# START OF RECORDED DATA
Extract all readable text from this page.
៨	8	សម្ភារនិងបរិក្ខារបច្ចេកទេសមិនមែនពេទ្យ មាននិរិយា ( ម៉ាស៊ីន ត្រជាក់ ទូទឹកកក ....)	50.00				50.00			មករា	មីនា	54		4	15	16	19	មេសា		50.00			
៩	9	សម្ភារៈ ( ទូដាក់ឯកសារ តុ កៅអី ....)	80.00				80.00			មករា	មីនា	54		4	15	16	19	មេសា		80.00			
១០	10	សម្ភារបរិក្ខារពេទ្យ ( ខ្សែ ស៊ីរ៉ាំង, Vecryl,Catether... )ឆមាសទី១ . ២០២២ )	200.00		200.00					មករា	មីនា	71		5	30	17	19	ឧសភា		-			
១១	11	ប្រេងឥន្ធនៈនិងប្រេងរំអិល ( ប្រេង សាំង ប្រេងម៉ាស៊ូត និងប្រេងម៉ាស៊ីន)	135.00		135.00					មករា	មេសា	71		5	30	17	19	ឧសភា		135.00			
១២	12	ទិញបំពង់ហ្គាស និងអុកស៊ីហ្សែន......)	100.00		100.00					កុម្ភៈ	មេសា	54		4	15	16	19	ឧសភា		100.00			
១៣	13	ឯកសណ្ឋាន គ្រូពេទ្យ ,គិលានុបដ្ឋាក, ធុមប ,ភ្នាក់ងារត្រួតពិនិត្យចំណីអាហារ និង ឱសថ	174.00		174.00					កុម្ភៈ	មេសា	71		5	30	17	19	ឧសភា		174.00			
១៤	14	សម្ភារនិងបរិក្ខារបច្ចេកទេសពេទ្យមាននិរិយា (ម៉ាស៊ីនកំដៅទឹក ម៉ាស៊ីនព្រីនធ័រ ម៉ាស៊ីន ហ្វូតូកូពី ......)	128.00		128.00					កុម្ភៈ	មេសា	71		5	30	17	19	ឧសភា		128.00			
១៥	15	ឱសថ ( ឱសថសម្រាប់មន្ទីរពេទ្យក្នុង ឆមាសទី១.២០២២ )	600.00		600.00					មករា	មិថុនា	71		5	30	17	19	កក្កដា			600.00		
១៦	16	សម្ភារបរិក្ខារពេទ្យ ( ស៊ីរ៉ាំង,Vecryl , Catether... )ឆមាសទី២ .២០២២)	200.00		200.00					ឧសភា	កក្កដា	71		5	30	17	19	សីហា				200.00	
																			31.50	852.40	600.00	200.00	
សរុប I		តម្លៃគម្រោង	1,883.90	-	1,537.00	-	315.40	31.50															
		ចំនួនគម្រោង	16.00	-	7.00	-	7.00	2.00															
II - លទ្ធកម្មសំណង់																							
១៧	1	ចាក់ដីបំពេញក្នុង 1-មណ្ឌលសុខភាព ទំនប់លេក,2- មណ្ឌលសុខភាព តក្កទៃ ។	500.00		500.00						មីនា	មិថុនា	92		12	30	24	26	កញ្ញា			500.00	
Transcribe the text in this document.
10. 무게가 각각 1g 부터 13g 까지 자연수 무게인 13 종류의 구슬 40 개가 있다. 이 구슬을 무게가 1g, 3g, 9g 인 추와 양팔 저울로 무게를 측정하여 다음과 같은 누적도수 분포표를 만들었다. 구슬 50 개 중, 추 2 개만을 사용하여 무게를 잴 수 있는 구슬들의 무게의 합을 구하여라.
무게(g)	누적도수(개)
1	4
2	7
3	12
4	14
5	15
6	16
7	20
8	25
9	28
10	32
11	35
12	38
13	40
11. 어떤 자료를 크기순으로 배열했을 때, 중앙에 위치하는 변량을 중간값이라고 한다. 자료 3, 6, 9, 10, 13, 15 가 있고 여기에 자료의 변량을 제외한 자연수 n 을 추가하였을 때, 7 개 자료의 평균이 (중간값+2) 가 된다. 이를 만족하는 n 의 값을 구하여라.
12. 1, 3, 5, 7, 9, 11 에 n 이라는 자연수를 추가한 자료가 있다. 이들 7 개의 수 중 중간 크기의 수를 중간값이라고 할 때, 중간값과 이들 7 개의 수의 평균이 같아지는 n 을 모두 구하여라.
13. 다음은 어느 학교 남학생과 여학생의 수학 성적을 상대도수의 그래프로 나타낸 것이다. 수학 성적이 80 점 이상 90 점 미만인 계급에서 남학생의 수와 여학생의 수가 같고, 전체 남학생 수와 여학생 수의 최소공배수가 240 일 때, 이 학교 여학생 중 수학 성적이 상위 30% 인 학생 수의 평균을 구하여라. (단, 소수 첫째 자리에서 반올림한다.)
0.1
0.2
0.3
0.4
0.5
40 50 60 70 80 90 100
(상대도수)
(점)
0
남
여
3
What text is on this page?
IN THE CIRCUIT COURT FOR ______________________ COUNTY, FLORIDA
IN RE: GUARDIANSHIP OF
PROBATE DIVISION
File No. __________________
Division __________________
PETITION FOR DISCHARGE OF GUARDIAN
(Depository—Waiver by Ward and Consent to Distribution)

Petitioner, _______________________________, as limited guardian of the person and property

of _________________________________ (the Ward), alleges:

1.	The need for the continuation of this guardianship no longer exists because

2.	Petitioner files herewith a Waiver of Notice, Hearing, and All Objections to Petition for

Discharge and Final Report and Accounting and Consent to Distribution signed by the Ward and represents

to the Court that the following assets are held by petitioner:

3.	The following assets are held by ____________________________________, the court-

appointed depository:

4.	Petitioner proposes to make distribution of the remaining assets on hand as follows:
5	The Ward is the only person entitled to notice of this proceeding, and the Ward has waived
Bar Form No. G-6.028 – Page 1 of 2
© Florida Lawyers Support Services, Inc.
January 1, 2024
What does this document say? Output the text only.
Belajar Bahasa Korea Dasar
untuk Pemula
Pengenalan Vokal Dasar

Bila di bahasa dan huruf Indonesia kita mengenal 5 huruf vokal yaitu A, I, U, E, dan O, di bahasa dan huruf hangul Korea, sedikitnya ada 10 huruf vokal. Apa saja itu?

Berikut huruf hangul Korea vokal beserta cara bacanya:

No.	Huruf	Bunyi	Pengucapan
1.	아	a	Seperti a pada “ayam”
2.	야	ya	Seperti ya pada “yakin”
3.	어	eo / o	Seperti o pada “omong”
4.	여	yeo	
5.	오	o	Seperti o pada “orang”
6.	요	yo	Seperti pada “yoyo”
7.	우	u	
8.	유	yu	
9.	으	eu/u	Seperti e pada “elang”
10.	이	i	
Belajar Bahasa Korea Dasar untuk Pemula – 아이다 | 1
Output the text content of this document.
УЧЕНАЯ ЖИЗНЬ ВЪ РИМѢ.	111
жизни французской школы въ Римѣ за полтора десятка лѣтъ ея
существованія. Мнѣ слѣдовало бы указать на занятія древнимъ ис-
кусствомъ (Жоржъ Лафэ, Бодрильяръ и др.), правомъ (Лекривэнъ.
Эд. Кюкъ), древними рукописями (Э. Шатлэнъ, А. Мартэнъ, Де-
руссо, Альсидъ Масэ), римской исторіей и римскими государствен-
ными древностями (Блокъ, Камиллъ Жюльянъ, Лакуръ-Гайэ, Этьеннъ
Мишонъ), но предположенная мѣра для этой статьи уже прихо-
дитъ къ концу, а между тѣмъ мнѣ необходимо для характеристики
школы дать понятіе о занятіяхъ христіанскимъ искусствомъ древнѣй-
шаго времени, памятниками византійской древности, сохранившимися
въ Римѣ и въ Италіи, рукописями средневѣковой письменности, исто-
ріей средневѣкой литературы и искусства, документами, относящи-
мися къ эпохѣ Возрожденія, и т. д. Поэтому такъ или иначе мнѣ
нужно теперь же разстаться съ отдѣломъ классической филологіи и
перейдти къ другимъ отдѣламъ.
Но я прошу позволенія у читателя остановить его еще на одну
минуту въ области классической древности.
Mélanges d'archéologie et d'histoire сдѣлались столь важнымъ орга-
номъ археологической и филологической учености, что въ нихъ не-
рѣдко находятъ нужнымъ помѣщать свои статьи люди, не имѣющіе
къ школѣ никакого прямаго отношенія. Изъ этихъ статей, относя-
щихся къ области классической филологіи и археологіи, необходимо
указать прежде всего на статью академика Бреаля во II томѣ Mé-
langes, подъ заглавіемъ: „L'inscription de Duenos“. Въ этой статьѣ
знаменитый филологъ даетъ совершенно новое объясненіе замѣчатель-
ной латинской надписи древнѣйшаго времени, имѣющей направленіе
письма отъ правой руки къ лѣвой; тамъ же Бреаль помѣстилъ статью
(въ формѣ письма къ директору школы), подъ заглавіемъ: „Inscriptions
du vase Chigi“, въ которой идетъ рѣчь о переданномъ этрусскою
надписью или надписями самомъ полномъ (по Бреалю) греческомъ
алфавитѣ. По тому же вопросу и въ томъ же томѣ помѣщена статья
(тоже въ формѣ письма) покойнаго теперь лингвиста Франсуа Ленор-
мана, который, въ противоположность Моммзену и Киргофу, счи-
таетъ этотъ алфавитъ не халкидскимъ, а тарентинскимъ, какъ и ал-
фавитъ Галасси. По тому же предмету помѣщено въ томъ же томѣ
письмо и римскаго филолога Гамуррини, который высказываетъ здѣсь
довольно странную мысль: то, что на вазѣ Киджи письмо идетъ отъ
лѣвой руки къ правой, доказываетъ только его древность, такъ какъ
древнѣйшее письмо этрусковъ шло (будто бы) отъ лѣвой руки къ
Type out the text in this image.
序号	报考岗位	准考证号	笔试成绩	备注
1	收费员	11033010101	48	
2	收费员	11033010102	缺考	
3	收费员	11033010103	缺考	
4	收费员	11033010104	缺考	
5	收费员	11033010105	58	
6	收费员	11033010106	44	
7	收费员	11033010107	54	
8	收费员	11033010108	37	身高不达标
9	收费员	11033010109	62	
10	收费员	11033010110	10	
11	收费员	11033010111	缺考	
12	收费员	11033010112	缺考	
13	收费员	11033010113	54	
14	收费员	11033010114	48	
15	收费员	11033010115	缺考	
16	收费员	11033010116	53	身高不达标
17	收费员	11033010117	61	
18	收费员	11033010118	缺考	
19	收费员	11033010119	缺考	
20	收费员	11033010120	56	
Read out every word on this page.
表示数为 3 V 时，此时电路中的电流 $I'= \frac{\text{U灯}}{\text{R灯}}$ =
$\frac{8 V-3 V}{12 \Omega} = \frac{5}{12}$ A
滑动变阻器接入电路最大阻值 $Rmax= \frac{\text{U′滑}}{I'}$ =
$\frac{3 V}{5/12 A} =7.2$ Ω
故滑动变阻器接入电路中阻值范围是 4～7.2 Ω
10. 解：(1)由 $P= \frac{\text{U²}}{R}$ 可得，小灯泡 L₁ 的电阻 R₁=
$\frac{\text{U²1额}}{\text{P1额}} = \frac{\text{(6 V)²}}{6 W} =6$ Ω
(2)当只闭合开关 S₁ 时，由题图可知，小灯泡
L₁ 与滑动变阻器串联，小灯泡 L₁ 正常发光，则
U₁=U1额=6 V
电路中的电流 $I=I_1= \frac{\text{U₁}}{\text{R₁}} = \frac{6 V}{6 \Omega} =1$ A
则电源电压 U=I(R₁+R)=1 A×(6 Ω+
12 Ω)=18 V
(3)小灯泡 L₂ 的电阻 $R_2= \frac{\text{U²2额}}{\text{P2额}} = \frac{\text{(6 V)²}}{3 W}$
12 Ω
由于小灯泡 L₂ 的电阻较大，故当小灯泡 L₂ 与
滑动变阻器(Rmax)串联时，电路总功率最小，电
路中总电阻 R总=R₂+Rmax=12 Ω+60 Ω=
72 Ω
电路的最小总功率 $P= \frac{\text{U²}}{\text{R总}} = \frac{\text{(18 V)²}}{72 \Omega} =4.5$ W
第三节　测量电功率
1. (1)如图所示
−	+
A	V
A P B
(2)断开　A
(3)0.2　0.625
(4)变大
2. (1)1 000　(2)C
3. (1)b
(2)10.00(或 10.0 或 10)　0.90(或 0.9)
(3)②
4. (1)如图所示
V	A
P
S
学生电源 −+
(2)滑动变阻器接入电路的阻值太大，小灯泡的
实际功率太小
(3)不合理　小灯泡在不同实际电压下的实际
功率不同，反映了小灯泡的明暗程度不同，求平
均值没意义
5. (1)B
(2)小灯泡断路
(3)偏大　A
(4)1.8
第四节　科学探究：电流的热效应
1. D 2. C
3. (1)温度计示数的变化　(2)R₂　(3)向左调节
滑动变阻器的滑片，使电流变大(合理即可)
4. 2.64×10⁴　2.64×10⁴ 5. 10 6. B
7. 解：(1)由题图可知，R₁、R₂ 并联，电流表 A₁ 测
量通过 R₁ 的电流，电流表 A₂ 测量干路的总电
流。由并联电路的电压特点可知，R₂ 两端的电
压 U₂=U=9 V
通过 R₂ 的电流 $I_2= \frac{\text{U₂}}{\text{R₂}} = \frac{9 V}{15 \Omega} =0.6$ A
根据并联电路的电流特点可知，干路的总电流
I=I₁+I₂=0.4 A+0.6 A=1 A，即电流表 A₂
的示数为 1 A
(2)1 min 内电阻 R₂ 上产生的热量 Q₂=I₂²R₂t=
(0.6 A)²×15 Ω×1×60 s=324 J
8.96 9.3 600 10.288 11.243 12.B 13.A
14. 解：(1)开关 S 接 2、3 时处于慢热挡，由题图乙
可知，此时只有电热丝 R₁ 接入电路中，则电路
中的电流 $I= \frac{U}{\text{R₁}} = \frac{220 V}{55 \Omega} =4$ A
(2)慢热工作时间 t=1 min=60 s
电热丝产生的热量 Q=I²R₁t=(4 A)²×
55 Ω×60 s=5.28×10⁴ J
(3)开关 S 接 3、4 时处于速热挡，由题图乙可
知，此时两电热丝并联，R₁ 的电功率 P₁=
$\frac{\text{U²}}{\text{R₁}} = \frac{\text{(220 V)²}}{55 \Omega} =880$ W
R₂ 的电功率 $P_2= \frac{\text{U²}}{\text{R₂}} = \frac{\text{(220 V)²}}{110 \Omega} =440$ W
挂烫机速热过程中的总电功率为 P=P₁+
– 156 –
# END OF RECORDED DATA
Go through the data and gather every line that holds "person".

Petitioner, _______________________________, as limited guardian of the person and property
5	The Ward is the only person entitled to notice of this proceeding, and the Ward has waived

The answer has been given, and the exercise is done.